Collect each line holding the string "آمار".

[START OF Dataset content]

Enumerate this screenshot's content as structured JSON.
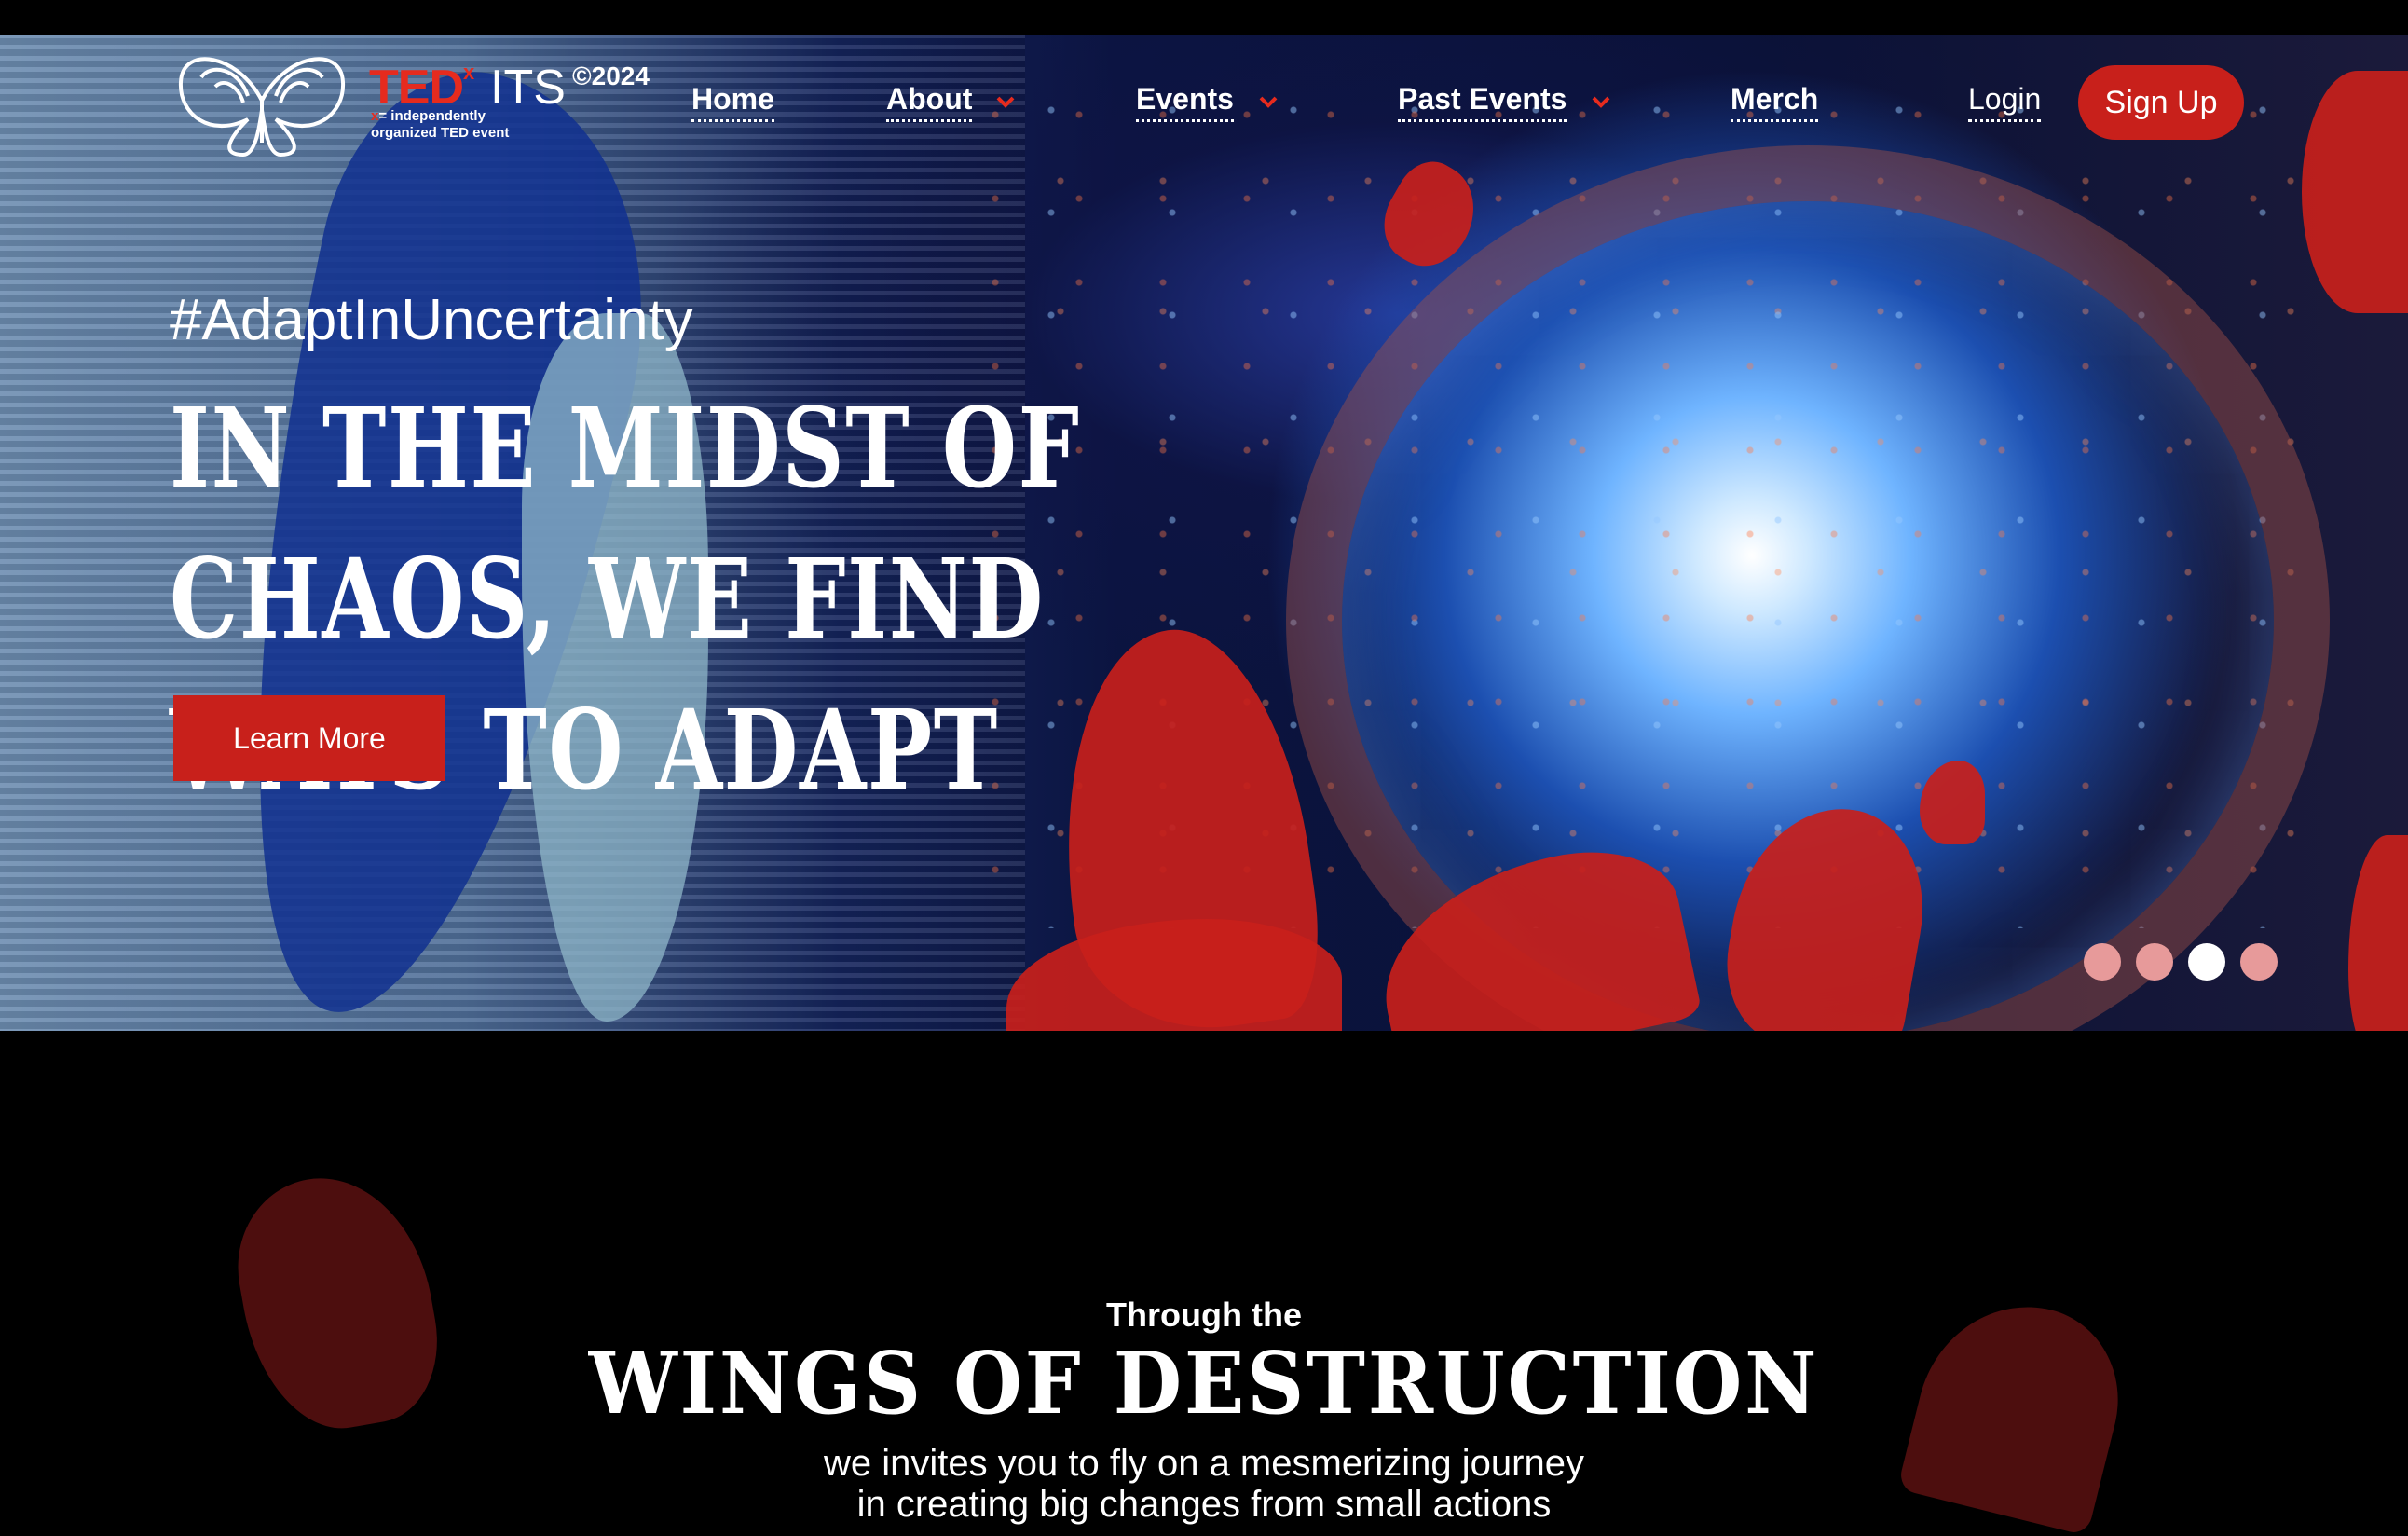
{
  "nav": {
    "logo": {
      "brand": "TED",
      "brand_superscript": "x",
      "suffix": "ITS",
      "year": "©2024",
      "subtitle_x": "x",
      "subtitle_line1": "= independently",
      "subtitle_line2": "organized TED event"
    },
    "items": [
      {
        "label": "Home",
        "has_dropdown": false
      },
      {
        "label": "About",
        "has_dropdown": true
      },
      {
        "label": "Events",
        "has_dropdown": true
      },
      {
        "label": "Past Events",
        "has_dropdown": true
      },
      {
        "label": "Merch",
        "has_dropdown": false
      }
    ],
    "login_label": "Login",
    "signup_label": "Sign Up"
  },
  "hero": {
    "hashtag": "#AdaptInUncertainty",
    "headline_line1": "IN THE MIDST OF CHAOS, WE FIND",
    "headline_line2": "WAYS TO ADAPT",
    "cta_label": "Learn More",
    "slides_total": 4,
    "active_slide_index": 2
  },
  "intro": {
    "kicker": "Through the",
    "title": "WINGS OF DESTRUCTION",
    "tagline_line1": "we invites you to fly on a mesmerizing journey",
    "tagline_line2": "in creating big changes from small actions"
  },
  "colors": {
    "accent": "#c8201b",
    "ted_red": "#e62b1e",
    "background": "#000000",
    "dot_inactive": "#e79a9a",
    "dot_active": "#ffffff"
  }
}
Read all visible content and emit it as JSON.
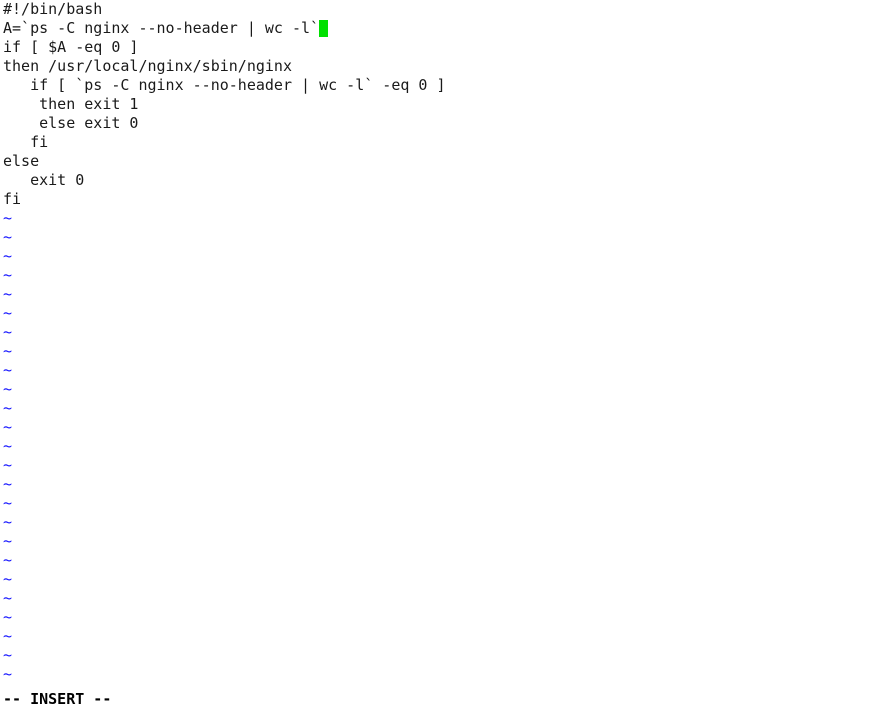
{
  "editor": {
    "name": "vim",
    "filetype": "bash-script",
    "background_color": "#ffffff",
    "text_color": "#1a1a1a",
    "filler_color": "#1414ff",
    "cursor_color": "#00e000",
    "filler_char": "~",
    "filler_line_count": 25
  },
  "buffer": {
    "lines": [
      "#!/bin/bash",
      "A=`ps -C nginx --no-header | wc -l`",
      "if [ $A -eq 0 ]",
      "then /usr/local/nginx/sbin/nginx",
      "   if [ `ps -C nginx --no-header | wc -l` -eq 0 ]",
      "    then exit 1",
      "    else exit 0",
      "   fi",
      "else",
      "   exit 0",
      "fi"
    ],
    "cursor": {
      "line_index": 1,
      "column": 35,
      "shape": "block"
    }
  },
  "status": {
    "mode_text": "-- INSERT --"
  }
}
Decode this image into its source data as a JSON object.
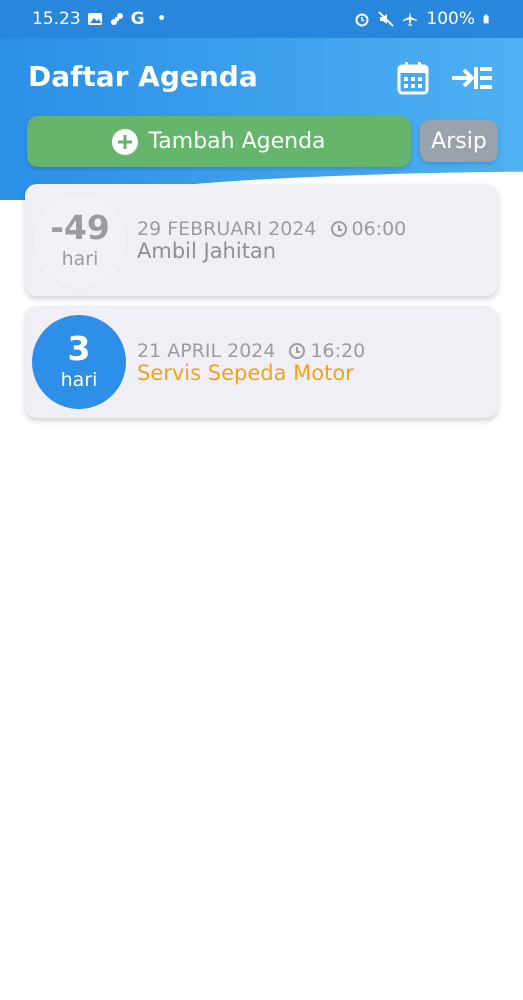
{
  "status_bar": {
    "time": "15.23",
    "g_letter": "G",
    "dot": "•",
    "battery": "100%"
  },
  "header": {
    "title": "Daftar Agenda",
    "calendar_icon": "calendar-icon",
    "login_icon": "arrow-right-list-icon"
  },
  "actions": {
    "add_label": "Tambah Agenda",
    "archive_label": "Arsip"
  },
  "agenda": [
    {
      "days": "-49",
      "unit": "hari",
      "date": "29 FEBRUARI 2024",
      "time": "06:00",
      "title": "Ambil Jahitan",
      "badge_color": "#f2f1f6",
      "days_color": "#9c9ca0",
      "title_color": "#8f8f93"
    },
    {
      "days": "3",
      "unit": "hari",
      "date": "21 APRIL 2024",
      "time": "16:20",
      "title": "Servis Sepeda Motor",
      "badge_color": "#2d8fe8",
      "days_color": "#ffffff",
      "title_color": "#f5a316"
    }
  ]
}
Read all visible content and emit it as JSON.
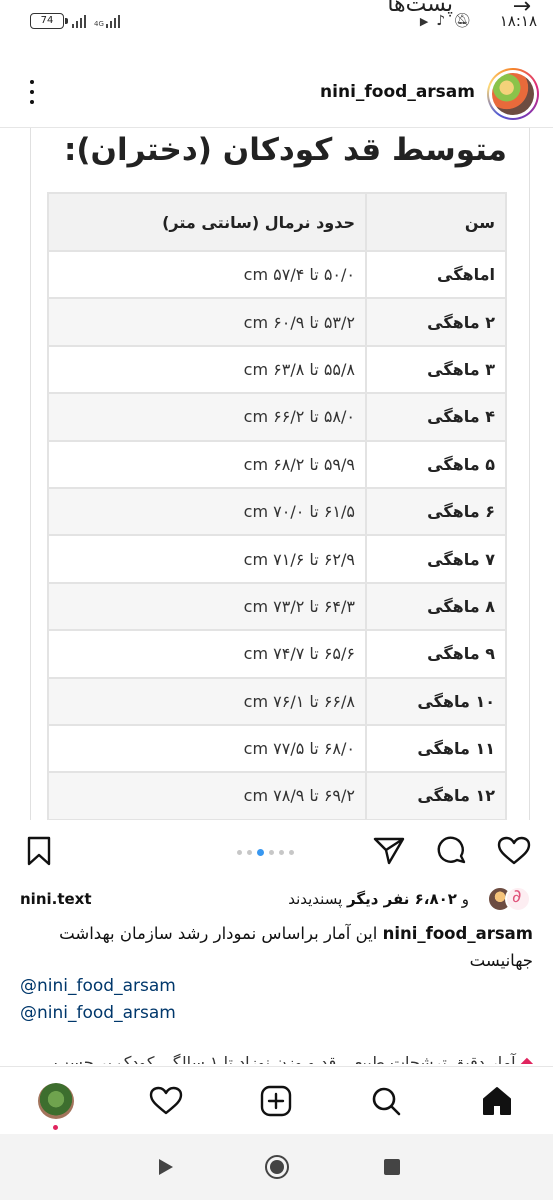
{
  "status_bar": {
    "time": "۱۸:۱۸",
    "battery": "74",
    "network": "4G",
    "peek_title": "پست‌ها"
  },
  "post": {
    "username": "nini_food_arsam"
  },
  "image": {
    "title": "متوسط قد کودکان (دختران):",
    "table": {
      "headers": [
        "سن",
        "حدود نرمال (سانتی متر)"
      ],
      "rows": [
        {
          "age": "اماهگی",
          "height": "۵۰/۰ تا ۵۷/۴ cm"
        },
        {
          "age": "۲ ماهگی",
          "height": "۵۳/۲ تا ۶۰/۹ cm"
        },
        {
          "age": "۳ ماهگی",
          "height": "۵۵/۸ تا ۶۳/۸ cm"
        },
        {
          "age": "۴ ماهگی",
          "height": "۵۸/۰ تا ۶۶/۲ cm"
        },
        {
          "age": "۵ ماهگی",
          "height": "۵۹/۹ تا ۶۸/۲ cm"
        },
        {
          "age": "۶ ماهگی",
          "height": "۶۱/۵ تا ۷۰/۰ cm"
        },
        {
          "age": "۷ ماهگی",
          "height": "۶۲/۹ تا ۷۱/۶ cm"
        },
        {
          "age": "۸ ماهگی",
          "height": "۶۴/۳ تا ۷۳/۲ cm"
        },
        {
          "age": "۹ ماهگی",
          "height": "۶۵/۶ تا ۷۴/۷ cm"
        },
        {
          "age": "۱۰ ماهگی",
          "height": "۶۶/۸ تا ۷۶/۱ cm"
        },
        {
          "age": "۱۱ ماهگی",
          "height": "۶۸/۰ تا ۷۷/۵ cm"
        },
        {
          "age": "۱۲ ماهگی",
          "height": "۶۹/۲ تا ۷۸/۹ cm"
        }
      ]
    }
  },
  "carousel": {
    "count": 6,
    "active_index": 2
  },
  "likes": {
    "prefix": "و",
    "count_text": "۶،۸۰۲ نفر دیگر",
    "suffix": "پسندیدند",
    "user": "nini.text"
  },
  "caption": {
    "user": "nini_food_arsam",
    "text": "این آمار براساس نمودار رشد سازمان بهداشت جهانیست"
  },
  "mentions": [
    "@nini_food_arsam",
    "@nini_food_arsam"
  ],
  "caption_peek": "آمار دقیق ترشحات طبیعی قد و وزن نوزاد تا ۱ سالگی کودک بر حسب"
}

[END OF Dataset content]

_Response:_
    "text": "این آمار براساس نمودار رشد سازمان بهداشت جهانیست"
  "caption_peek": "آمار دقیق ترشحات طبیعی قد و وزن نوزاد تا ۱ سالگی کودک بر حسب"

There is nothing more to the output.